Goal:
Every line of the listing must be reproduced as it stands. Leave the images behind.

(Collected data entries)

────

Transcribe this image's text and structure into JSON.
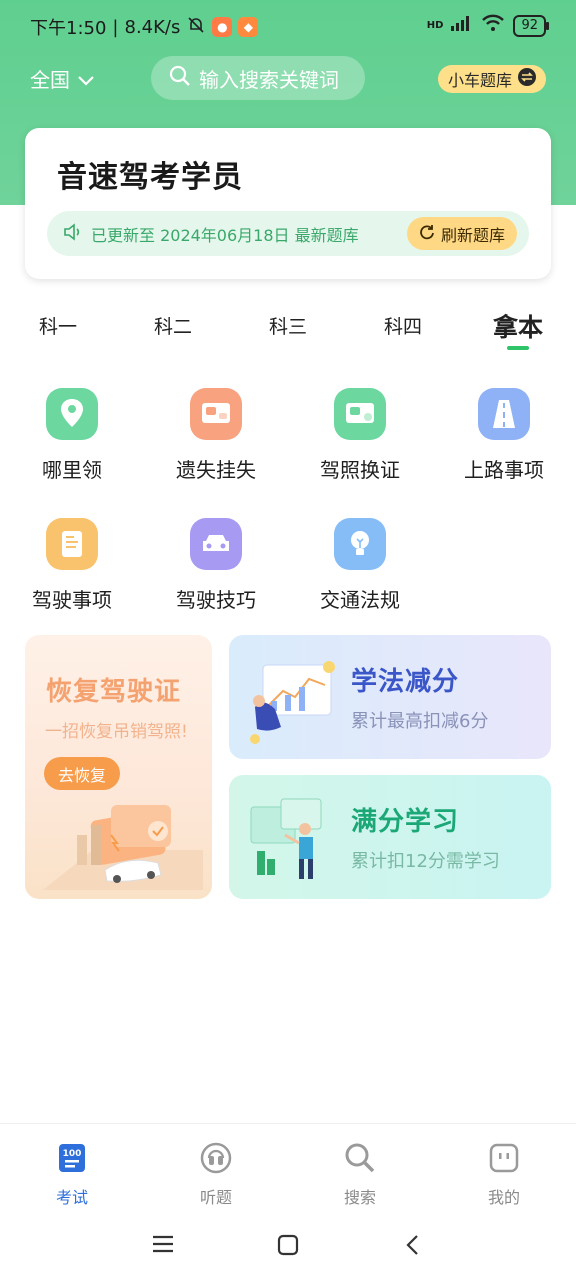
{
  "status_bar": {
    "time": "下午1:50",
    "speed": "8.4K/s",
    "network": "HD",
    "battery": "92"
  },
  "header": {
    "region": "全国",
    "search_placeholder": "输入搜索关键词",
    "bank_button": "小车题库"
  },
  "card": {
    "title": "音速驾考学员",
    "update_text": "已更新至 2024年06月18日 最新题库",
    "refresh_button": "刷新题库"
  },
  "tabs": [
    {
      "label": "科一"
    },
    {
      "label": "科二"
    },
    {
      "label": "科三"
    },
    {
      "label": "科四"
    },
    {
      "label": "拿本"
    }
  ],
  "active_tab": "拿本",
  "grid": [
    {
      "label": "哪里领",
      "icon": "location-pin-icon",
      "color": "#6dd7a0"
    },
    {
      "label": "遗失挂失",
      "icon": "lost-report-icon",
      "color": "#f8a27f"
    },
    {
      "label": "驾照换证",
      "icon": "license-renew-icon",
      "color": "#6dd7a0"
    },
    {
      "label": "上路事项",
      "icon": "road-icon",
      "color": "#8fb1f5"
    },
    {
      "label": "驾驶事项",
      "icon": "notebook-icon",
      "color": "#f9c26c"
    },
    {
      "label": "驾驶技巧",
      "icon": "car-icon",
      "color": "#a79af2"
    },
    {
      "label": "交通法规",
      "icon": "lightbulb-icon",
      "color": "#86bdf7"
    }
  ],
  "promo": {
    "left": {
      "title": "恢复驾驶证",
      "subtitle": "一招恢复吊销驾照!",
      "button": "去恢复"
    },
    "right_top": {
      "title": "学法减分",
      "subtitle": "累计最高扣减6分"
    },
    "right_bottom": {
      "title": "满分学习",
      "subtitle": "累计扣12分需学习"
    }
  },
  "bottom_nav": [
    {
      "label": "考试",
      "icon": "exam-icon"
    },
    {
      "label": "听题",
      "icon": "listen-icon"
    },
    {
      "label": "搜索",
      "icon": "search-icon"
    },
    {
      "label": "我的",
      "icon": "profile-icon"
    }
  ],
  "active_nav": "考试",
  "colors": {
    "brand_green": "#5fcf8f",
    "accent_blue": "#2f6fdc",
    "accent_yellow": "#ffe08a"
  }
}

────

Expected output:
Transcribe this image's text and structure into JSON.
{
  "status_bar": {
    "time": "下午1:50",
    "speed": "8.4K/s",
    "network": "HD",
    "battery": "92"
  },
  "header": {
    "region": "全国",
    "search_placeholder": "输入搜索关键词",
    "bank_button": "小车题库"
  },
  "card": {
    "title": "音速驾考学员",
    "update_text": "已更新至 2024年06月18日 最新题库",
    "refresh_button": "刷新题库"
  },
  "tabs": [
    {
      "label": "科一"
    },
    {
      "label": "科二"
    },
    {
      "label": "科三"
    },
    {
      "label": "科四"
    },
    {
      "label": "拿本"
    }
  ],
  "active_tab": "拿本",
  "grid": [
    {
      "label": "哪里领",
      "icon": "location-pin-icon",
      "color": "#6dd7a0"
    },
    {
      "label": "遗失挂失",
      "icon": "lost-report-icon",
      "color": "#f8a27f"
    },
    {
      "label": "驾照换证",
      "icon": "license-renew-icon",
      "color": "#6dd7a0"
    },
    {
      "label": "上路事项",
      "icon": "road-icon",
      "color": "#8fb1f5"
    },
    {
      "label": "驾驶事项",
      "icon": "notebook-icon",
      "color": "#f9c26c"
    },
    {
      "label": "驾驶技巧",
      "icon": "car-icon",
      "color": "#a79af2"
    },
    {
      "label": "交通法规",
      "icon": "lightbulb-icon",
      "color": "#86bdf7"
    }
  ],
  "promo": {
    "left": {
      "title": "恢复驾驶证",
      "subtitle": "一招恢复吊销驾照!",
      "button": "去恢复"
    },
    "right_top": {
      "title": "学法减分",
      "subtitle": "累计最高扣减6分"
    },
    "right_bottom": {
      "title": "满分学习",
      "subtitle": "累计扣12分需学习"
    }
  },
  "bottom_nav": [
    {
      "label": "考试",
      "icon": "exam-icon"
    },
    {
      "label": "听题",
      "icon": "listen-icon"
    },
    {
      "label": "搜索",
      "icon": "search-icon"
    },
    {
      "label": "我的",
      "icon": "profile-icon"
    }
  ],
  "active_nav": "考试",
  "colors": {
    "brand_green": "#5fcf8f",
    "accent_blue": "#2f6fdc",
    "accent_yellow": "#ffe08a"
  }
}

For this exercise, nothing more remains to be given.